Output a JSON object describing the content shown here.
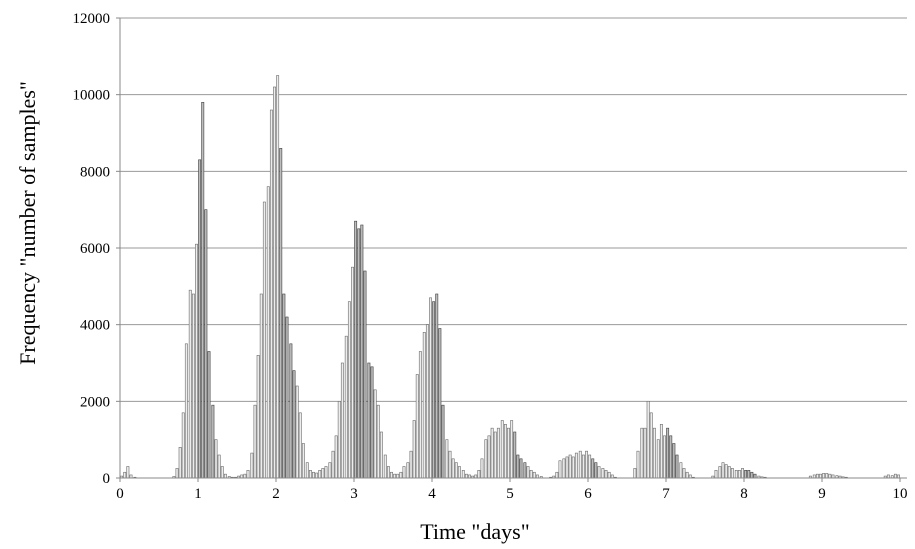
{
  "chart_data": {
    "type": "bar",
    "xlabel": "Time \"days\"",
    "ylabel": "Frequency \"number of samples\"",
    "xlim": [
      0,
      10
    ],
    "ylim": [
      0,
      12000
    ],
    "xticks": [
      0,
      1,
      2,
      3,
      4,
      5,
      6,
      7,
      8,
      9,
      10
    ],
    "yticks": [
      0,
      2000,
      4000,
      6000,
      8000,
      10000,
      12000
    ],
    "grid": "horizontal",
    "bar_width_days": 0.0417,
    "colors": {
      "bar_fill": "#ededed",
      "bar_stroke": "#6a6a6a",
      "grid": "#9a9a9a",
      "axis": "#888888"
    },
    "x": [
      0.0,
      0.04,
      0.08,
      0.12,
      0.17,
      0.21,
      0.25,
      0.29,
      0.33,
      0.38,
      0.42,
      0.46,
      0.5,
      0.54,
      0.58,
      0.62,
      0.67,
      0.71,
      0.75,
      0.79,
      0.83,
      0.88,
      0.92,
      0.96,
      1.0,
      1.04,
      1.08,
      1.12,
      1.17,
      1.21,
      1.25,
      1.29,
      1.33,
      1.38,
      1.42,
      1.46,
      1.5,
      1.54,
      1.58,
      1.62,
      1.67,
      1.71,
      1.75,
      1.79,
      1.83,
      1.88,
      1.92,
      1.96,
      2.0,
      2.04,
      2.08,
      2.12,
      2.17,
      2.21,
      2.25,
      2.29,
      2.33,
      2.38,
      2.42,
      2.46,
      2.5,
      2.54,
      2.58,
      2.62,
      2.67,
      2.71,
      2.75,
      2.79,
      2.83,
      2.88,
      2.92,
      2.96,
      3.0,
      3.04,
      3.08,
      3.12,
      3.17,
      3.21,
      3.25,
      3.29,
      3.33,
      3.38,
      3.42,
      3.46,
      3.5,
      3.54,
      3.58,
      3.62,
      3.67,
      3.71,
      3.75,
      3.79,
      3.83,
      3.88,
      3.92,
      3.96,
      4.0,
      4.04,
      4.08,
      4.12,
      4.17,
      4.21,
      4.25,
      4.29,
      4.33,
      4.38,
      4.42,
      4.46,
      4.5,
      4.54,
      4.58,
      4.62,
      4.67,
      4.71,
      4.75,
      4.79,
      4.83,
      4.88,
      4.92,
      4.96,
      5.0,
      5.04,
      5.08,
      5.12,
      5.17,
      5.21,
      5.25,
      5.29,
      5.33,
      5.38,
      5.42,
      5.46,
      5.5,
      5.54,
      5.58,
      5.62,
      5.67,
      5.71,
      5.75,
      5.79,
      5.83,
      5.88,
      5.92,
      5.96,
      6.0,
      6.04,
      6.08,
      6.12,
      6.17,
      6.21,
      6.25,
      6.29,
      6.33,
      6.38,
      6.42,
      6.46,
      6.5,
      6.54,
      6.58,
      6.62,
      6.67,
      6.71,
      6.75,
      6.79,
      6.83,
      6.88,
      6.92,
      6.96,
      7.0,
      7.04,
      7.08,
      7.12,
      7.17,
      7.21,
      7.25,
      7.29,
      7.33,
      7.38,
      7.42,
      7.46,
      7.5,
      7.54,
      7.58,
      7.62,
      7.67,
      7.71,
      7.75,
      7.79,
      7.83,
      7.88,
      7.92,
      7.96,
      8.0,
      8.04,
      8.08,
      8.12,
      8.17,
      8.21,
      8.25,
      8.29,
      8.33,
      8.38,
      8.42,
      8.46,
      8.5,
      8.54,
      8.58,
      8.62,
      8.67,
      8.71,
      8.75,
      8.79,
      8.83,
      8.88,
      8.92,
      8.96,
      9.0,
      9.04,
      9.08,
      9.12,
      9.17,
      9.21,
      9.25,
      9.29,
      9.33,
      9.38,
      9.42,
      9.46,
      9.5,
      9.54,
      9.58,
      9.62,
      9.67,
      9.71,
      9.75,
      9.79,
      9.83,
      9.88,
      9.92,
      9.96
    ],
    "values": [
      50,
      150,
      300,
      80,
      20,
      0,
      0,
      0,
      0,
      0,
      0,
      0,
      0,
      0,
      0,
      0,
      40,
      250,
      800,
      1700,
      3500,
      4900,
      4800,
      6100,
      8300,
      9800,
      7000,
      3300,
      1900,
      1000,
      600,
      300,
      100,
      40,
      20,
      20,
      50,
      80,
      100,
      200,
      650,
      1900,
      3200,
      4800,
      7200,
      7600,
      9600,
      10200,
      10500,
      8600,
      4800,
      4200,
      3500,
      2800,
      2400,
      1700,
      900,
      400,
      200,
      150,
      130,
      200,
      250,
      300,
      400,
      700,
      1100,
      2000,
      3000,
      3700,
      4600,
      5500,
      6700,
      6500,
      6600,
      5400,
      3000,
      2900,
      2300,
      1900,
      1200,
      600,
      300,
      150,
      100,
      100,
      150,
      300,
      400,
      700,
      1500,
      2700,
      3300,
      3800,
      4000,
      4700,
      4600,
      4800,
      3900,
      1900,
      1000,
      700,
      500,
      400,
      300,
      200,
      100,
      80,
      50,
      80,
      200,
      500,
      1000,
      1100,
      1300,
      1200,
      1300,
      1500,
      1400,
      1300,
      1500,
      1200,
      600,
      500,
      400,
      300,
      200,
      150,
      80,
      40,
      0,
      0,
      20,
      50,
      150,
      450,
      500,
      550,
      600,
      550,
      650,
      700,
      600,
      700,
      600,
      500,
      400,
      300,
      250,
      200,
      150,
      80,
      20,
      0,
      0,
      0,
      0,
      0,
      250,
      700,
      1300,
      1300,
      2000,
      1700,
      1300,
      1000,
      1400,
      1100,
      1300,
      1100,
      900,
      600,
      400,
      250,
      150,
      80,
      20,
      0,
      0,
      0,
      0,
      0,
      50,
      200,
      300,
      400,
      350,
      300,
      250,
      200,
      200,
      250,
      200,
      200,
      150,
      100,
      50,
      30,
      20,
      0,
      0,
      0,
      0,
      0,
      0,
      0,
      0,
      0,
      0,
      0,
      0,
      0,
      50,
      80,
      100,
      100,
      120,
      120,
      100,
      80,
      60,
      50,
      30,
      20,
      0,
      0,
      0,
      0,
      0,
      0,
      0,
      0,
      0,
      0,
      0,
      50,
      80,
      60,
      100,
      80
    ],
    "dark_bars": [
      24,
      25,
      26,
      27,
      28,
      49,
      50,
      51,
      52,
      53,
      72,
      73,
      74,
      75,
      76,
      77,
      96,
      97,
      98,
      99,
      121,
      122,
      123,
      124,
      145,
      146,
      168,
      169,
      170,
      171,
      192,
      193,
      194,
      195
    ]
  }
}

------------------------------------------------------------------------

What you will do —
All entries are to be retyped exactly. Omit any embedded images.

The response —
Output a JSON object describing the content shown here.
{
  "chart_data": {
    "type": "bar",
    "xlabel": "Time \"days\"",
    "ylabel": "Frequency \"number of samples\"",
    "xlim": [
      0,
      10
    ],
    "ylim": [
      0,
      12000
    ],
    "xticks": [
      0,
      1,
      2,
      3,
      4,
      5,
      6,
      7,
      8,
      9,
      10
    ],
    "yticks": [
      0,
      2000,
      4000,
      6000,
      8000,
      10000,
      12000
    ],
    "grid": "horizontal",
    "bar_width_days": 0.0417,
    "colors": {
      "bar_fill": "#ededed",
      "bar_stroke": "#6a6a6a",
      "grid": "#9a9a9a",
      "axis": "#888888"
    },
    "x": [
      0.0,
      0.04,
      0.08,
      0.12,
      0.17,
      0.21,
      0.25,
      0.29,
      0.33,
      0.38,
      0.42,
      0.46,
      0.5,
      0.54,
      0.58,
      0.62,
      0.67,
      0.71,
      0.75,
      0.79,
      0.83,
      0.88,
      0.92,
      0.96,
      1.0,
      1.04,
      1.08,
      1.12,
      1.17,
      1.21,
      1.25,
      1.29,
      1.33,
      1.38,
      1.42,
      1.46,
      1.5,
      1.54,
      1.58,
      1.62,
      1.67,
      1.71,
      1.75,
      1.79,
      1.83,
      1.88,
      1.92,
      1.96,
      2.0,
      2.04,
      2.08,
      2.12,
      2.17,
      2.21,
      2.25,
      2.29,
      2.33,
      2.38,
      2.42,
      2.46,
      2.5,
      2.54,
      2.58,
      2.62,
      2.67,
      2.71,
      2.75,
      2.79,
      2.83,
      2.88,
      2.92,
      2.96,
      3.0,
      3.04,
      3.08,
      3.12,
      3.17,
      3.21,
      3.25,
      3.29,
      3.33,
      3.38,
      3.42,
      3.46,
      3.5,
      3.54,
      3.58,
      3.62,
      3.67,
      3.71,
      3.75,
      3.79,
      3.83,
      3.88,
      3.92,
      3.96,
      4.0,
      4.04,
      4.08,
      4.12,
      4.17,
      4.21,
      4.25,
      4.29,
      4.33,
      4.38,
      4.42,
      4.46,
      4.5,
      4.54,
      4.58,
      4.62,
      4.67,
      4.71,
      4.75,
      4.79,
      4.83,
      4.88,
      4.92,
      4.96,
      5.0,
      5.04,
      5.08,
      5.12,
      5.17,
      5.21,
      5.25,
      5.29,
      5.33,
      5.38,
      5.42,
      5.46,
      5.5,
      5.54,
      5.58,
      5.62,
      5.67,
      5.71,
      5.75,
      5.79,
      5.83,
      5.88,
      5.92,
      5.96,
      6.0,
      6.04,
      6.08,
      6.12,
      6.17,
      6.21,
      6.25,
      6.29,
      6.33,
      6.38,
      6.42,
      6.46,
      6.5,
      6.54,
      6.58,
      6.62,
      6.67,
      6.71,
      6.75,
      6.79,
      6.83,
      6.88,
      6.92,
      6.96,
      7.0,
      7.04,
      7.08,
      7.12,
      7.17,
      7.21,
      7.25,
      7.29,
      7.33,
      7.38,
      7.42,
      7.46,
      7.5,
      7.54,
      7.58,
      7.62,
      7.67,
      7.71,
      7.75,
      7.79,
      7.83,
      7.88,
      7.92,
      7.96,
      8.0,
      8.04,
      8.08,
      8.12,
      8.17,
      8.21,
      8.25,
      8.29,
      8.33,
      8.38,
      8.42,
      8.46,
      8.5,
      8.54,
      8.58,
      8.62,
      8.67,
      8.71,
      8.75,
      8.79,
      8.83,
      8.88,
      8.92,
      8.96,
      9.0,
      9.04,
      9.08,
      9.12,
      9.17,
      9.21,
      9.25,
      9.29,
      9.33,
      9.38,
      9.42,
      9.46,
      9.5,
      9.54,
      9.58,
      9.62,
      9.67,
      9.71,
      9.75,
      9.79,
      9.83,
      9.88,
      9.92,
      9.96
    ],
    "values": [
      50,
      150,
      300,
      80,
      20,
      0,
      0,
      0,
      0,
      0,
      0,
      0,
      0,
      0,
      0,
      0,
      40,
      250,
      800,
      1700,
      3500,
      4900,
      4800,
      6100,
      8300,
      9800,
      7000,
      3300,
      1900,
      1000,
      600,
      300,
      100,
      40,
      20,
      20,
      50,
      80,
      100,
      200,
      650,
      1900,
      3200,
      4800,
      7200,
      7600,
      9600,
      10200,
      10500,
      8600,
      4800,
      4200,
      3500,
      2800,
      2400,
      1700,
      900,
      400,
      200,
      150,
      130,
      200,
      250,
      300,
      400,
      700,
      1100,
      2000,
      3000,
      3700,
      4600,
      5500,
      6700,
      6500,
      6600,
      5400,
      3000,
      2900,
      2300,
      1900,
      1200,
      600,
      300,
      150,
      100,
      100,
      150,
      300,
      400,
      700,
      1500,
      2700,
      3300,
      3800,
      4000,
      4700,
      4600,
      4800,
      3900,
      1900,
      1000,
      700,
      500,
      400,
      300,
      200,
      100,
      80,
      50,
      80,
      200,
      500,
      1000,
      1100,
      1300,
      1200,
      1300,
      1500,
      1400,
      1300,
      1500,
      1200,
      600,
      500,
      400,
      300,
      200,
      150,
      80,
      40,
      0,
      0,
      20,
      50,
      150,
      450,
      500,
      550,
      600,
      550,
      650,
      700,
      600,
      700,
      600,
      500,
      400,
      300,
      250,
      200,
      150,
      80,
      20,
      0,
      0,
      0,
      0,
      0,
      250,
      700,
      1300,
      1300,
      2000,
      1700,
      1300,
      1000,
      1400,
      1100,
      1300,
      1100,
      900,
      600,
      400,
      250,
      150,
      80,
      20,
      0,
      0,
      0,
      0,
      0,
      50,
      200,
      300,
      400,
      350,
      300,
      250,
      200,
      200,
      250,
      200,
      200,
      150,
      100,
      50,
      30,
      20,
      0,
      0,
      0,
      0,
      0,
      0,
      0,
      0,
      0,
      0,
      0,
      0,
      0,
      50,
      80,
      100,
      100,
      120,
      120,
      100,
      80,
      60,
      50,
      30,
      20,
      0,
      0,
      0,
      0,
      0,
      0,
      0,
      0,
      0,
      0,
      0,
      50,
      80,
      60,
      100,
      80
    ],
    "dark_bars": [
      24,
      25,
      26,
      27,
      28,
      49,
      50,
      51,
      52,
      53,
      72,
      73,
      74,
      75,
      76,
      77,
      96,
      97,
      98,
      99,
      121,
      122,
      123,
      124,
      145,
      146,
      168,
      169,
      170,
      171,
      192,
      193,
      194,
      195
    ]
  }
}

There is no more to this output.